## WORK INSTRUCTIONS
Return every line of the data that contains the string "närmare".

## RECORDS FOR THE EXERCISE
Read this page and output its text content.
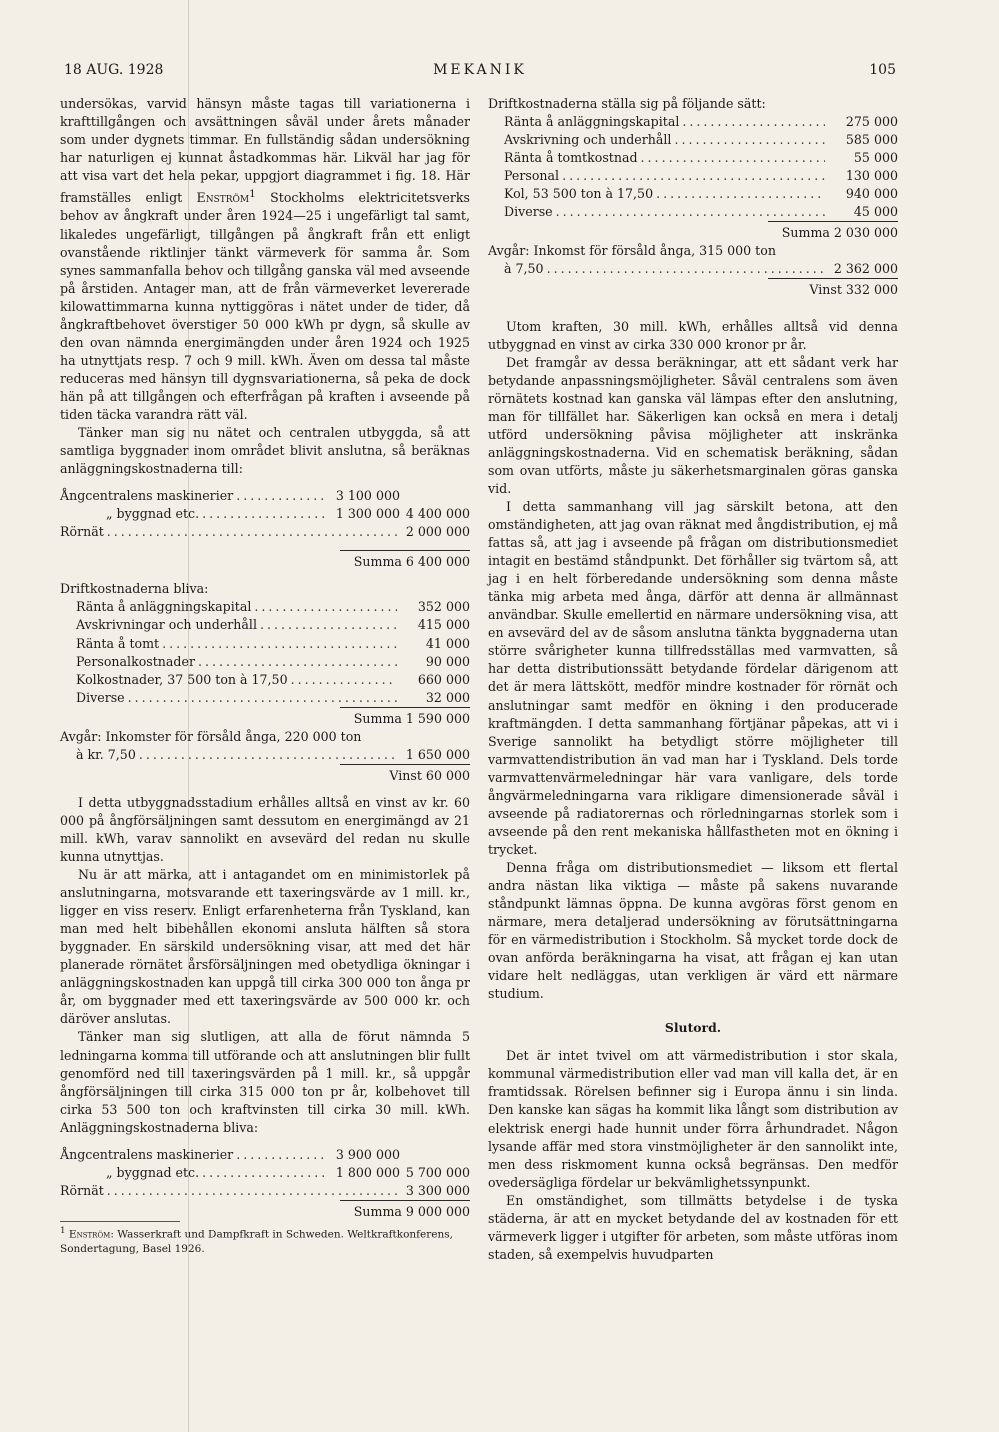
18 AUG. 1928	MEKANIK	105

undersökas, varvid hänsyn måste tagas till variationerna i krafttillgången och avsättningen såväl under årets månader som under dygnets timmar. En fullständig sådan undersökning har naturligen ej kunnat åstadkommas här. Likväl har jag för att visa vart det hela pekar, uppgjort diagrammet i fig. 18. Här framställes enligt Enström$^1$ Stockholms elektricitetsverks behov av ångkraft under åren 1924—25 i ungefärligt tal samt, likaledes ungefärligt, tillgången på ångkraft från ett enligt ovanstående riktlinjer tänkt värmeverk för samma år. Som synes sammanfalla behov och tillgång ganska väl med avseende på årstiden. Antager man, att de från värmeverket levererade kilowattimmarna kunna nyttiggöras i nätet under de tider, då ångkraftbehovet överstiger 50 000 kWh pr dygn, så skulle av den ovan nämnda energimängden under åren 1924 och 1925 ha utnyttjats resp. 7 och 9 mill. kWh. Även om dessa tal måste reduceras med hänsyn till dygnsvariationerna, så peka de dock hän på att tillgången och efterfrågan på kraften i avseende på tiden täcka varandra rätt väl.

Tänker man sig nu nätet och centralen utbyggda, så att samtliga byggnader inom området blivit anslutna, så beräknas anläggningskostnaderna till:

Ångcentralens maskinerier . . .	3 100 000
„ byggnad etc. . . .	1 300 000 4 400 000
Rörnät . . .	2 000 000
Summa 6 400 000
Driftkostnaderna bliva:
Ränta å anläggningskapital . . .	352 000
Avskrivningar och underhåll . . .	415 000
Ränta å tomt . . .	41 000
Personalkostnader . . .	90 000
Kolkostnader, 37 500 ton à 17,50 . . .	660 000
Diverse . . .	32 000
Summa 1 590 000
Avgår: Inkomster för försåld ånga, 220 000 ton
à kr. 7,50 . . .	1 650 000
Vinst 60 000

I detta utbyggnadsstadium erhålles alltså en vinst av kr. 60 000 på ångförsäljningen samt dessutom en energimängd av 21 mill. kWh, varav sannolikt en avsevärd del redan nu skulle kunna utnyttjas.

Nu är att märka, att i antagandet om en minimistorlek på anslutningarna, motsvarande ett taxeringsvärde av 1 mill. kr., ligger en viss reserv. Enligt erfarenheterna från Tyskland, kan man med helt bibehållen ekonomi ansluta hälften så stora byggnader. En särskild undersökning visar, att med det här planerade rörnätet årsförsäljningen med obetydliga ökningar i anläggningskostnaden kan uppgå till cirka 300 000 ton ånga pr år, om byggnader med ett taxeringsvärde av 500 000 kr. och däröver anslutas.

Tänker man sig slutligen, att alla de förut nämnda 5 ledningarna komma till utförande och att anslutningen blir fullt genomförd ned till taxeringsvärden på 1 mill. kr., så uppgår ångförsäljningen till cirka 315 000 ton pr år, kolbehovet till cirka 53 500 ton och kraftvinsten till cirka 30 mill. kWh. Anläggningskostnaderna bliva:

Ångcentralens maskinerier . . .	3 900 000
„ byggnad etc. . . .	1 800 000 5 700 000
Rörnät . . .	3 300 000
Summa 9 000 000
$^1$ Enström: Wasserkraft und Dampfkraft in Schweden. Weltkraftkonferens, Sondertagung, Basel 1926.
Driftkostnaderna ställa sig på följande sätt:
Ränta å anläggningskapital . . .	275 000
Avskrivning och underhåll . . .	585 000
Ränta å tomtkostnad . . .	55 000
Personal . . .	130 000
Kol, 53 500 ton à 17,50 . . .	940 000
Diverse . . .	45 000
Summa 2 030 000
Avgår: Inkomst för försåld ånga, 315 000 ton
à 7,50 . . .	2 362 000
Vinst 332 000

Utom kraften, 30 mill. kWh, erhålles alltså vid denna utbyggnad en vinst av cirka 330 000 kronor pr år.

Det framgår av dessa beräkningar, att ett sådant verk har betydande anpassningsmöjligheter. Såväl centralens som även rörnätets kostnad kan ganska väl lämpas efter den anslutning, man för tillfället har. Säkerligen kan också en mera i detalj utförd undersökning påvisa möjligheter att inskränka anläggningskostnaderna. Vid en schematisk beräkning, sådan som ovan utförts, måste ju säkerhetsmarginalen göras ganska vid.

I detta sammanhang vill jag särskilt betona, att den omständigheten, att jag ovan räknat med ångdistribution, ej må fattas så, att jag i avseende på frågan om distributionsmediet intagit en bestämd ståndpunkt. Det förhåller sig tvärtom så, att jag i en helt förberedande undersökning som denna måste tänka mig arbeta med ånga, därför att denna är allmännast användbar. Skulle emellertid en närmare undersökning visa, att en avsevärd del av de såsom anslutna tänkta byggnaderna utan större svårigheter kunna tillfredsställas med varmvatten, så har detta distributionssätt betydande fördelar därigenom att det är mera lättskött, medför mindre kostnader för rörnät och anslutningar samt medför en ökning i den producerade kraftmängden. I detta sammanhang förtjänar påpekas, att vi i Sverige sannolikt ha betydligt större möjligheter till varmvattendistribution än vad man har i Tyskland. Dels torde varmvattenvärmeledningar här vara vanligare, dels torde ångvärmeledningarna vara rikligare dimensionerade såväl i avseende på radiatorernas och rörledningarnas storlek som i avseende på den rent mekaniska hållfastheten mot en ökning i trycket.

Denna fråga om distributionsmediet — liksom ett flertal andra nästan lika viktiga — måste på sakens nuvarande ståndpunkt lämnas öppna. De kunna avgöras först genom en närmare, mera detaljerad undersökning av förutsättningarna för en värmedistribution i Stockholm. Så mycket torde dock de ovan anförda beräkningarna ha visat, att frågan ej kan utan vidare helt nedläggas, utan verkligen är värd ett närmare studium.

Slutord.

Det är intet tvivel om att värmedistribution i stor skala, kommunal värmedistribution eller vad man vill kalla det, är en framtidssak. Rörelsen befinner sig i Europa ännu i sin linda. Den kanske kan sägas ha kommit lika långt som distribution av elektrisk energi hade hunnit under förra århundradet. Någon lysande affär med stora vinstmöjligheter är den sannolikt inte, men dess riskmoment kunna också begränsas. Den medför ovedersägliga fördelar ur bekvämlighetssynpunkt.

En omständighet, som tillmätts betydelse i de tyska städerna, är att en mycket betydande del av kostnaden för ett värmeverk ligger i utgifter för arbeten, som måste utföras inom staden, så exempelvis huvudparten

## SOLVED PROBLEM
I detta sammanhang vill jag särskilt betona, att den omständigheten, att jag ovan räknat med ångdistribution, ej må fattas så, att jag i avseende på frågan om distributionsmediet intagit en bestämd ståndpunkt. Det förhåller sig tvärtom så, att jag i en helt förberedande undersökning som denna måste tänka mig arbeta med ånga, därför att denna är allmännast användbar. Skulle emellertid en närmare undersökning visa, att en avsevärd del av de såsom anslutna tänkta byggnaderna utan större svårigheter kunna tillfredsställas med varmvatten, så har detta distributionssätt betydande fördelar därigenom att det är mera lättskött, medför mindre kostnader för rörnät och anslutningar samt medför en ökning i den producerade kraftmängden. I detta sammanhang förtjänar påpekas, att vi i Sverige sannolikt ha betydligt större möjligheter till varmvattendistribution än vad man har i Tyskland. Dels torde varmvattenvärmeledningar här vara vanligare, dels torde ångvärmeledningarna vara rikligare dimensionerade såväl i avseende på radiatorernas och rörledningarnas storlek som i avseende på den rent mekaniska hållfastheten mot en ökning i trycket.
Denna fråga om distributionsmediet — liksom ett flertal andra nästan lika viktiga — måste på sakens nuvarande ståndpunkt lämnas öppna. De kunna avgöras först genom en närmare, mera detaljerad undersökning av förutsättningarna för en värmedistribution i Stockholm. Så mycket torde dock de ovan anförda beräkningarna ha visat, att frågan ej kan utan vidare helt nedläggas, utan verkligen är värd ett närmare studium.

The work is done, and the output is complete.